## Start Records to process

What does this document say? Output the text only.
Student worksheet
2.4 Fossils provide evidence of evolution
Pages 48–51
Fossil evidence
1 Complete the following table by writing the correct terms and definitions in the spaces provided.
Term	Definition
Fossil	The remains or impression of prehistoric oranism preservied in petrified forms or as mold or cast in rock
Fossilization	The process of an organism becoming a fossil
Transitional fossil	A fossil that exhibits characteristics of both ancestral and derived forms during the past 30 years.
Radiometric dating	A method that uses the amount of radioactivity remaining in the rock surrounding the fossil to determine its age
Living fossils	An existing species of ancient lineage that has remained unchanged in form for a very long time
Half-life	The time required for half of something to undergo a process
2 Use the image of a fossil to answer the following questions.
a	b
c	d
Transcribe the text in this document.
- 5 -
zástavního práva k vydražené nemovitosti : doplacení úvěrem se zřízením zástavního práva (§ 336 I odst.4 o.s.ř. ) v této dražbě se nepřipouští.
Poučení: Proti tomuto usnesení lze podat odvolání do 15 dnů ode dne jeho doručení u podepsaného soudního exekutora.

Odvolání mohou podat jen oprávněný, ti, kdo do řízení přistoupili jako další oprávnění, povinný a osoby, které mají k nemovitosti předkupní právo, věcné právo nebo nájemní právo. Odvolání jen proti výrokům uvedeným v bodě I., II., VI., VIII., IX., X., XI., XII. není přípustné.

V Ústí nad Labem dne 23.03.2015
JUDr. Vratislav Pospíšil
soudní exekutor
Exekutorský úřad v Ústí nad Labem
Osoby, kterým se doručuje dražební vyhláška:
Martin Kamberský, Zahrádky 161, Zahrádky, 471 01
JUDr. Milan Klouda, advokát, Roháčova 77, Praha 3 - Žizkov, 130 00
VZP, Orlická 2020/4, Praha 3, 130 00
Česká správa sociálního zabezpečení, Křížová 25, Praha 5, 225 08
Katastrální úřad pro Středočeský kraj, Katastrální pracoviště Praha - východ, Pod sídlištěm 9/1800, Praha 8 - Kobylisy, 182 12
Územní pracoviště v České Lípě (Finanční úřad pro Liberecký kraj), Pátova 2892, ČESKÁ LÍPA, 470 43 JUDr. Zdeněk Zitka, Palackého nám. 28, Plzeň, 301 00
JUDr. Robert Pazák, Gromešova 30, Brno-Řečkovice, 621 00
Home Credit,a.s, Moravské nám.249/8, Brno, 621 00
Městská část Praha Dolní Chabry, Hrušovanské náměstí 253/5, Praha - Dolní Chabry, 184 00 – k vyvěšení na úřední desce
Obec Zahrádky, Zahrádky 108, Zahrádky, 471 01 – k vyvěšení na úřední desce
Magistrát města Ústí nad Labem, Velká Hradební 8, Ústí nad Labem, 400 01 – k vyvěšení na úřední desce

## End Records to process

Repeat only the lines running from the line that contains "Transcribe the text in this document." through the last line above, inclusive.

> **Result for this task**:
Transcribe the text in this document.
- 5 -
zástavního práva k vydražené nemovitosti : doplacení úvěrem se zřízením zástavního práva (§ 336 I odst.4 o.s.ř. ) v této dražbě se nepřipouští.
Poučení: Proti tomuto usnesení lze podat odvolání do 15 dnů ode dne jeho doručení u podepsaného soudního exekutora.

Odvolání mohou podat jen oprávněný, ti, kdo do řízení přistoupili jako další oprávnění, povinný a osoby, které mají k nemovitosti předkupní právo, věcné právo nebo nájemní právo. Odvolání jen proti výrokům uvedeným v bodě I., II., VI., VIII., IX., X., XI., XII. není přípustné.

V Ústí nad Labem dne 23.03.2015
JUDr. Vratislav Pospíšil
soudní exekutor
Exekutorský úřad v Ústí nad Labem
Osoby, kterým se doručuje dražební vyhláška:
Martin Kamberský, Zahrádky 161, Zahrádky, 471 01
JUDr. Milan Klouda, advokát, Roháčova 77, Praha 3 - Žizkov, 130 00
VZP, Orlická 2020/4, Praha 3, 130 00
Česká správa sociálního zabezpečení, Křížová 25, Praha 5, 225 08
Katastrální úřad pro Středočeský kraj, Katastrální pracoviště Praha - východ, Pod sídlištěm 9/1800, Praha 8 - Kobylisy, 182 12
Územní pracoviště v České Lípě (Finanční úřad pro Liberecký kraj), Pátova 2892, ČESKÁ LÍPA, 470 43 JUDr. Zdeněk Zitka, Palackého nám. 28, Plzeň, 301 00
JUDr. Robert Pazák, Gromešova 30, Brno-Řečkovice, 621 00
Home Credit,a.s, Moravské nám.249/8, Brno, 621 00
Městská část Praha Dolní Chabry, Hrušovanské náměstí 253/5, Praha - Dolní Chabry, 184 00 – k vyvěšení na úřední desce
Obec Zahrádky, Zahrádky 108, Zahrádky, 471 01 – k vyvěšení na úřední desce
Magistrát města Ústí nad Labem, Velká Hradební 8, Ústí nad Labem, 400 01 – k vyvěšení na úřední desce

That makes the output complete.